**Short task**.
Reproduce this listing in full.

[Data entries]
======
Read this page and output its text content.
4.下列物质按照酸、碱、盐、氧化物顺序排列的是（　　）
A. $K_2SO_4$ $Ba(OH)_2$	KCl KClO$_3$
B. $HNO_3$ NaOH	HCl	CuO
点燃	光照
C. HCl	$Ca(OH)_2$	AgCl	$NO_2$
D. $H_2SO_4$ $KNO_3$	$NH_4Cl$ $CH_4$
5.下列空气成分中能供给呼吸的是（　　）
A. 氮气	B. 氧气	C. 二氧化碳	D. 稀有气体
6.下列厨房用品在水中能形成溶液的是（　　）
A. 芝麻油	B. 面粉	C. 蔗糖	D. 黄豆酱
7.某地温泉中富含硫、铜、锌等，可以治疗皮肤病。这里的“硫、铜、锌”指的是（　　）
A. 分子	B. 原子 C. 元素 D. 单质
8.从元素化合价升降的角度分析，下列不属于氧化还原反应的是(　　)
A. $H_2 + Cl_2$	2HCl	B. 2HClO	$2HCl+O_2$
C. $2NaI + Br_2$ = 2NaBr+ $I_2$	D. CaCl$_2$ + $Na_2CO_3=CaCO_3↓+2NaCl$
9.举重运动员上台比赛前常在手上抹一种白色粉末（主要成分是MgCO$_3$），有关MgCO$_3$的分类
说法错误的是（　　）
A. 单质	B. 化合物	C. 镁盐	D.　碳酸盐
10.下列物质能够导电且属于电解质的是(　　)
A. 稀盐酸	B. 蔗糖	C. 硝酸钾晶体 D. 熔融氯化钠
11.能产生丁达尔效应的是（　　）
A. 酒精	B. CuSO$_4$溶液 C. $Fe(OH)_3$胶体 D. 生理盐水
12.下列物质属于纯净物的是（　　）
======
**Completed exercise**.
Read this page and output its text content.
4.下列物质按照酸、碱、盐、氧化物顺序排列的是（　　）
A. $K_2SO_4$ $Ba(OH)_2$	KCl KClO$_3$
B. $HNO_3$ NaOH	HCl	CuO
点燃	光照
C. HCl	$Ca(OH)_2$	AgCl	$NO_2$
D. $H_2SO_4$ $KNO_3$	$NH_4Cl$ $CH_4$
5.下列空气成分中能供给呼吸的是（　　）
A. 氮气	B. 氧气	C. 二氧化碳	D. 稀有气体
6.下列厨房用品在水中能形成溶液的是（　　）
A. 芝麻油	B. 面粉	C. 蔗糖	D. 黄豆酱
7.某地温泉中富含硫、铜、锌等，可以治疗皮肤病。这里的“硫、铜、锌”指的是（　　）
A. 分子	B. 原子 C. 元素 D. 单质
8.从元素化合价升降的角度分析，下列不属于氧化还原反应的是(　　)
A. $H_2 + Cl_2$	2HCl	B. 2HClO	$2HCl+O_2$
C. $2NaI + Br_2$ = 2NaBr+ $I_2$	D. CaCl$_2$ + $Na_2CO_3=CaCO_3↓+2NaCl$
9.举重运动员上台比赛前常在手上抹一种白色粉末（主要成分是MgCO$_3$），有关MgCO$_3$的分类
说法错误的是（　　）
A. 单质	B. 化合物	C. 镁盐	D.　碳酸盐
10.下列物质能够导电且属于电解质的是(　　)
A. 稀盐酸	B. 蔗糖	C. 硝酸钾晶体 D. 熔融氯化钠
11.能产生丁达尔效应的是（　　）
A. 酒精	B. CuSO$_4$溶液 C. $Fe(OH)_3$胶体 D. 生理盐水
12.下列物质属于纯净物的是（　　）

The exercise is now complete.